> **INSTRUCTION**
According to the opinion piece on universities and rape culture, in what year did Oxford University pass a statute admitting women into full membership?

** start of SELECTED EXTRACT **

Part of this extends to the more intimate residence spaces of relationships where women are expected to cook daily for their partners, do laundry on weekends and service the needs of the partner ahead of their studies. All the while the boyfriend is studying in the library or participating in extramural activities because he is certain that his needs are being taken care of. Such is the continuing pervasive patriarchal dominance in our institutions of higher learning.

READ MORE: South Africa’s killer men, smiling and unfazed

What is behind this crisis? Is the education project failing? Should we expect more from students born from this society of intergenerational abuse and degradation of women? The university is no holy cow. Even though there seems to be agreement that the first university in the world was founded by a woman, Fatima al-Fihri, in Fez, Morocco. This was in 859 AD and the institution continues to operate as the University of Al Quaraouiyine. No doubt Fatima was a colossal pioneering intellectual of her time.

However, much of the academia that dominates the world over has borrowed much of its existence from European universities, founded as enclaves of masculinity nurturing and the creation of a racist and sexist body of knowledge.

Take the University of Bologna founded in 1088. It was not until the 1700s that the first woman would be accepted as a student. Reflecting on this Giuseppina Maltoni writing in 2013 asserted that women in Italy, just three centuries ago, had no social and cultural rights.

Oxford University, the oldest English-speaking university officially founded in 1167, passed a statute to admit women into full membership only in 1920. Yes, the ever prestigious Oxford took almost 800 years to accept women as equals to men. This paved way for some degrees to be backdated as some women had sat for exams, passed even with distinction but could not be conferred the degrees. But the backdating was not that far, it was merely to 1877. This is the true nature and foundation of the university — a place so masculinity, so butch and so slow to transform. It now seems futile to pose the question: is the education project failing? It seems the education project has generally always failed when it comes to humanising society. But we dare not let this stop us from making serious demands to our institutions. A friend of mine said to me “what I am seeing is one gender failing to accept another” in these universities. He was at pains attempting to understand what is to be done?

There are no easy answers.

But the first part is for our vice-chancellors to come out to the nation and confess that they are leading institutions that are haunted by perilous cultures that need to be dealt with soon. These cultures pierce themselves through in many ways. They are felt by female academics struggling to gain promotion. They are felt by women being paid different to their male counterparts. They are felt by women seeking to go on maternity leave being presented with impossible demands. They are felt by women who feel they cannot take advantage of working through the night because their safety is not guaranteed. 

The university councils and managements can no longer treat the cultures (overt and subliminal) that oppress women as mere incidents that troubleshoot from time to time. Our universities embody these cultures in the manner in which they react to the suffering of women.

READ MORE: Strike down rape culture

Matters are either swept under the carpet with underhanded deals worked out to secure the silence of affected women or there is great lethargy and laxity in institutional responses. This victimises women further and creates uncaring institutions.

Many men have been asking “what is rape culture?” I think I just attempted to answer. Put more explicitly rape culture in universities refers to a condition where the violation of women bodies happens in an environment that is almost disinterested and incapable of ensuring that there are consequences for such violations.

Our universities appear to be failing to transform positively the thinking of young men that walk through the corridors and imbibe education in the lecture halls. Perhaps, the bigger crisis is that our universities are refusing proposals for epistemic disruption towards more transformative and decolonial forms of education that put at their centre the humanisation of society. Some call this a need for transgressive learning. A story for another day.

But here and now we must tell our universities to stop being killing fields of women’s bodies, minds and spirits.

** end of SELECTED EXTRACT **
** start of EXTRACTED RECORDS **

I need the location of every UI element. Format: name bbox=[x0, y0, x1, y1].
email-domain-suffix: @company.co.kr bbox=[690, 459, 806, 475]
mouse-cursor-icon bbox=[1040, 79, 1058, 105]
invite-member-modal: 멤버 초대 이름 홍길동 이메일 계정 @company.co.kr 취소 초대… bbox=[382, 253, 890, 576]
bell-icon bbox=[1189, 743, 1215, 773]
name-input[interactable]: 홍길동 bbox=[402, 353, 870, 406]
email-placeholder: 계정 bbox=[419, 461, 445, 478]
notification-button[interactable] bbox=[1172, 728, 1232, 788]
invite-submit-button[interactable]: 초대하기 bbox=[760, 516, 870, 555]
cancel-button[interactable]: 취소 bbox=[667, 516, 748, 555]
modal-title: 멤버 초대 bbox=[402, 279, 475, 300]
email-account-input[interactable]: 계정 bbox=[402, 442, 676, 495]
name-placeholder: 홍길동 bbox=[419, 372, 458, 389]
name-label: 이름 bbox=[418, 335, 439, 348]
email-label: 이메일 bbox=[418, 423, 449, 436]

** end of EXTRACTED RECORDS **

> **EXERCISE SOLUTION**
1920